Dataset rows:
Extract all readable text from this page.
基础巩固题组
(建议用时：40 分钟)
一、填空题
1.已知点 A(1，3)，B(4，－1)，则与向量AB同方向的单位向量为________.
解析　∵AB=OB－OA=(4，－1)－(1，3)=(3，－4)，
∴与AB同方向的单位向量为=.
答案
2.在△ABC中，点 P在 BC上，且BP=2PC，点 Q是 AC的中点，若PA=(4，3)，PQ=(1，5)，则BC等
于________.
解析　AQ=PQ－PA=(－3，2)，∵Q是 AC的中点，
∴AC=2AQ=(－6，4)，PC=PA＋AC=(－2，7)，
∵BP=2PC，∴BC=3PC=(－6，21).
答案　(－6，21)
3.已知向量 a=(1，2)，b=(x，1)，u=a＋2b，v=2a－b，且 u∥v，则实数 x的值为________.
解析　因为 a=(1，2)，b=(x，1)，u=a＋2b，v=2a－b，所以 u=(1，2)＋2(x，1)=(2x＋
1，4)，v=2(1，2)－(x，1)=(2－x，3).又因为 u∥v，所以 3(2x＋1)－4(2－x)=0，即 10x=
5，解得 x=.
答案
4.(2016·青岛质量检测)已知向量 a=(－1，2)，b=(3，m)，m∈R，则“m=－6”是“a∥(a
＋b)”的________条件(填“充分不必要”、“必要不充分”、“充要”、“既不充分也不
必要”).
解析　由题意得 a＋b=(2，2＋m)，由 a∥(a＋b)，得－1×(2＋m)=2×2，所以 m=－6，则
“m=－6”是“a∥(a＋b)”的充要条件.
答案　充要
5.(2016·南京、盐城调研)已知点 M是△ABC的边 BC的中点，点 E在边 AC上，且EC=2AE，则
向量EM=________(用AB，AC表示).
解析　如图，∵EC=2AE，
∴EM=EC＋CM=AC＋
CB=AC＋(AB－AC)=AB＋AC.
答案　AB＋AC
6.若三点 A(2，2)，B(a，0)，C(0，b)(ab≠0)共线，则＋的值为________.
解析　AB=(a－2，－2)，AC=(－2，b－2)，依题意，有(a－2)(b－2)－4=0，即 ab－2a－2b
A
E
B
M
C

■ Task directions ■
Would you reproduce all the entries exactly?

■ Answer to the problem ■
Extract all readable text from this page.
基础巩固题组
(建议用时：40 分钟)
一、填空题
1.已知点 A(1，3)，B(4，－1)，则与向量AB同方向的单位向量为________.
解析　∵AB=OB－OA=(4，－1)－(1，3)=(3，－4)，
∴与AB同方向的单位向量为=.
答案
2.在△ABC中，点 P在 BC上，且BP=2PC，点 Q是 AC的中点，若PA=(4，3)，PQ=(1，5)，则BC等
于________.
解析　AQ=PQ－PA=(－3，2)，∵Q是 AC的中点，
∴AC=2AQ=(－6，4)，PC=PA＋AC=(－2，7)，
∵BP=2PC，∴BC=3PC=(－6，21).
答案　(－6，21)
3.已知向量 a=(1，2)，b=(x，1)，u=a＋2b，v=2a－b，且 u∥v，则实数 x的值为________.
解析　因为 a=(1，2)，b=(x，1)，u=a＋2b，v=2a－b，所以 u=(1，2)＋2(x，1)=(2x＋
1，4)，v=2(1，2)－(x，1)=(2－x，3).又因为 u∥v，所以 3(2x＋1)－4(2－x)=0，即 10x=
5，解得 x=.
答案
4.(2016·青岛质量检测)已知向量 a=(－1，2)，b=(3，m)，m∈R，则“m=－6”是“a∥(a
＋b)”的________条件(填“充分不必要”、“必要不充分”、“充要”、“既不充分也不
必要”).
解析　由题意得 a＋b=(2，2＋m)，由 a∥(a＋b)，得－1×(2＋m)=2×2，所以 m=－6，则
“m=－6”是“a∥(a＋b)”的充要条件.
答案　充要
5.(2016·南京、盐城调研)已知点 M是△ABC的边 BC的中点，点 E在边 AC上，且EC=2AE，则
向量EM=________(用AB，AC表示).
解析　如图，∵EC=2AE，
∴EM=EC＋CM=AC＋
CB=AC＋(AB－AC)=AB＋AC.
答案　AB＋AC
6.若三点 A(2，2)，B(a，0)，C(0，b)(ab≠0)共线，则＋的值为________.
解析　AB=(a－2，－2)，AC=(－2，b－2)，依题意，有(a－2)(b－2)－4=0，即 ab－2a－2b
A
E
B
M
C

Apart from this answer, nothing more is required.